--- START ---
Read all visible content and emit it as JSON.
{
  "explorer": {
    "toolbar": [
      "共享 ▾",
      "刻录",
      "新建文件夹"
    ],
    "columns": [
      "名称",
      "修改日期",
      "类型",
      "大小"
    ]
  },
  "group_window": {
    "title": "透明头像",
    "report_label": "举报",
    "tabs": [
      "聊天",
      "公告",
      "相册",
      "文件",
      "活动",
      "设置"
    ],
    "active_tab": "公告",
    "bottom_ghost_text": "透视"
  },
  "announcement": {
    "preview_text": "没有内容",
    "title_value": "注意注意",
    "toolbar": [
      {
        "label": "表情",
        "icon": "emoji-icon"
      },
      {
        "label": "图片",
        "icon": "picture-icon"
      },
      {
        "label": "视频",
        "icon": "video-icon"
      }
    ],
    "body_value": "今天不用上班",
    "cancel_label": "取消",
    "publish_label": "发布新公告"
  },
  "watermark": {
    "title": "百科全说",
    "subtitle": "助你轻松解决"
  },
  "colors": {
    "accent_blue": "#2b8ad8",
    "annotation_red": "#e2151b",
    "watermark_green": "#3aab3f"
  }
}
--- END ---
Problem:
Using the data above, print every record exactly as shown.

Result of this task:
Read all visible content and emit it as JSON.
{
  "explorer": {
    "toolbar": [
      "共享 ▾",
      "刻录",
      "新建文件夹"
    ],
    "columns": [
      "名称",
      "修改日期",
      "类型",
      "大小"
    ]
  },
  "group_window": {
    "title": "透明头像",
    "report_label": "举报",
    "tabs": [
      "聊天",
      "公告",
      "相册",
      "文件",
      "活动",
      "设置"
    ],
    "active_tab": "公告",
    "bottom_ghost_text": "透视"
  },
  "announcement": {
    "preview_text": "没有内容",
    "title_value": "注意注意",
    "toolbar": [
      {
        "label": "表情",
        "icon": "emoji-icon"
      },
      {
        "label": "图片",
        "icon": "picture-icon"
      },
      {
        "label": "视频",
        "icon": "video-icon"
      }
    ],
    "body_value": "今天不用上班",
    "cancel_label": "取消",
    "publish_label": "发布新公告"
  },
  "watermark": {
    "title": "百科全说",
    "subtitle": "助你轻松解决"
  },
  "colors": {
    "accent_blue": "#2b8ad8",
    "annotation_red": "#e2151b",
    "watermark_green": "#3aab3f"
  }
}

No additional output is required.